__Given exercise__.
Repeat the whole of the data, keeping every detail the same.

__Material to process__.
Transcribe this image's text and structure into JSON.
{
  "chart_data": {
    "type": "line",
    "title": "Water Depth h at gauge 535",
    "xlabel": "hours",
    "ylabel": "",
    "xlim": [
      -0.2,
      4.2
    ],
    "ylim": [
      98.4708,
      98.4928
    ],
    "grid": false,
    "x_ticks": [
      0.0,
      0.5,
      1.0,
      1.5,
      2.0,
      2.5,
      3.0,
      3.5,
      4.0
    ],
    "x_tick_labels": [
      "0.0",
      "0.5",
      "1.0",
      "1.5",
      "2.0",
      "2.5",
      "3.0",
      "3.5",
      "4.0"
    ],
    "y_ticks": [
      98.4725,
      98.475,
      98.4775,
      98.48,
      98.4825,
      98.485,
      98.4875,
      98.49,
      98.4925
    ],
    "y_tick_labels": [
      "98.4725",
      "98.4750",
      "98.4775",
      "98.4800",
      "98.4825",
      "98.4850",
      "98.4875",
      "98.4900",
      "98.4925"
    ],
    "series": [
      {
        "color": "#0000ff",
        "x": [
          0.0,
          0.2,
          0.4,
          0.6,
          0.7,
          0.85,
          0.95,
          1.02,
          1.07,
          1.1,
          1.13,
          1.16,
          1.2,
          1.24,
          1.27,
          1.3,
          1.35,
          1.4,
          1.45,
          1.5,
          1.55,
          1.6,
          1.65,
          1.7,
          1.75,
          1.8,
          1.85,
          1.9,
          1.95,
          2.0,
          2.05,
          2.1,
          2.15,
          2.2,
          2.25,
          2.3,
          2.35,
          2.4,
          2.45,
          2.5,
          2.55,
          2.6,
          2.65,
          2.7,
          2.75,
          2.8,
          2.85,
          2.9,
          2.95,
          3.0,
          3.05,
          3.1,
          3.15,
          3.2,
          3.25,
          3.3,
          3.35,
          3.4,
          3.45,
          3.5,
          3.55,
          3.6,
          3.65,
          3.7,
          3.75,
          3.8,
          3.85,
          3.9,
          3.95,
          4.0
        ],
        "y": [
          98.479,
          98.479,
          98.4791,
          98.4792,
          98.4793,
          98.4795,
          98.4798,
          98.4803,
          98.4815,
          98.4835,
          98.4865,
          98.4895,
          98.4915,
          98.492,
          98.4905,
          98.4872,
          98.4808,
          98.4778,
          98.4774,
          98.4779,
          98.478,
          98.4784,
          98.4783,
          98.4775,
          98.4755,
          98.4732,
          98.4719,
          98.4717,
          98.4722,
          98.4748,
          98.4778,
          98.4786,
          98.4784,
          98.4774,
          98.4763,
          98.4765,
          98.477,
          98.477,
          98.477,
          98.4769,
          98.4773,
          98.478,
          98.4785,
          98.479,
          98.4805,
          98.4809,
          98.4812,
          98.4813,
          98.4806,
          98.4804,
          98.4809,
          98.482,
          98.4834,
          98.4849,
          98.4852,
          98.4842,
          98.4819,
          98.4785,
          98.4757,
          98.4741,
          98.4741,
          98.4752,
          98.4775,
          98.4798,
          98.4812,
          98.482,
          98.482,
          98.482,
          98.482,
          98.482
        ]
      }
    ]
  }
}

__Response__.
Transcribe this image's text and structure into JSON.
{
  "chart_data": {
    "type": "line",
    "title": "Water Depth h at gauge 535",
    "xlabel": "hours",
    "ylabel": "",
    "xlim": [
      -0.2,
      4.2
    ],
    "ylim": [
      98.4708,
      98.4928
    ],
    "grid": false,
    "x_ticks": [
      0.0,
      0.5,
      1.0,
      1.5,
      2.0,
      2.5,
      3.0,
      3.5,
      4.0
    ],
    "x_tick_labels": [
      "0.0",
      "0.5",
      "1.0",
      "1.5",
      "2.0",
      "2.5",
      "3.0",
      "3.5",
      "4.0"
    ],
    "y_ticks": [
      98.4725,
      98.475,
      98.4775,
      98.48,
      98.4825,
      98.485,
      98.4875,
      98.49,
      98.4925
    ],
    "y_tick_labels": [
      "98.4725",
      "98.4750",
      "98.4775",
      "98.4800",
      "98.4825",
      "98.4850",
      "98.4875",
      "98.4900",
      "98.4925"
    ],
    "series": [
      {
        "color": "#0000ff",
        "x": [
          0.0,
          0.2,
          0.4,
          0.6,
          0.7,
          0.85,
          0.95,
          1.02,
          1.07,
          1.1,
          1.13,
          1.16,
          1.2,
          1.24,
          1.27,
          1.3,
          1.35,
          1.4,
          1.45,
          1.5,
          1.55,
          1.6,
          1.65,
          1.7,
          1.75,
          1.8,
          1.85,
          1.9,
          1.95,
          2.0,
          2.05,
          2.1,
          2.15,
          2.2,
          2.25,
          2.3,
          2.35,
          2.4,
          2.45,
          2.5,
          2.55,
          2.6,
          2.65,
          2.7,
          2.75,
          2.8,
          2.85,
          2.9,
          2.95,
          3.0,
          3.05,
          3.1,
          3.15,
          3.2,
          3.25,
          3.3,
          3.35,
          3.4,
          3.45,
          3.5,
          3.55,
          3.6,
          3.65,
          3.7,
          3.75,
          3.8,
          3.85,
          3.9,
          3.95,
          4.0
        ],
        "y": [
          98.479,
          98.479,
          98.4791,
          98.4792,
          98.4793,
          98.4795,
          98.4798,
          98.4803,
          98.4815,
          98.4835,
          98.4865,
          98.4895,
          98.4915,
          98.492,
          98.4905,
          98.4872,
          98.4808,
          98.4778,
          98.4774,
          98.4779,
          98.478,
          98.4784,
          98.4783,
          98.4775,
          98.4755,
          98.4732,
          98.4719,
          98.4717,
          98.4722,
          98.4748,
          98.4778,
          98.4786,
          98.4784,
          98.4774,
          98.4763,
          98.4765,
          98.477,
          98.477,
          98.477,
          98.4769,
          98.4773,
          98.478,
          98.4785,
          98.479,
          98.4805,
          98.4809,
          98.4812,
          98.4813,
          98.4806,
          98.4804,
          98.4809,
          98.482,
          98.4834,
          98.4849,
          98.4852,
          98.4842,
          98.4819,
          98.4785,
          98.4757,
          98.4741,
          98.4741,
          98.4752,
          98.4775,
          98.4798,
          98.4812,
          98.482,
          98.482,
          98.482,
          98.482,
          98.482
        ]
      }
    ]
  }
}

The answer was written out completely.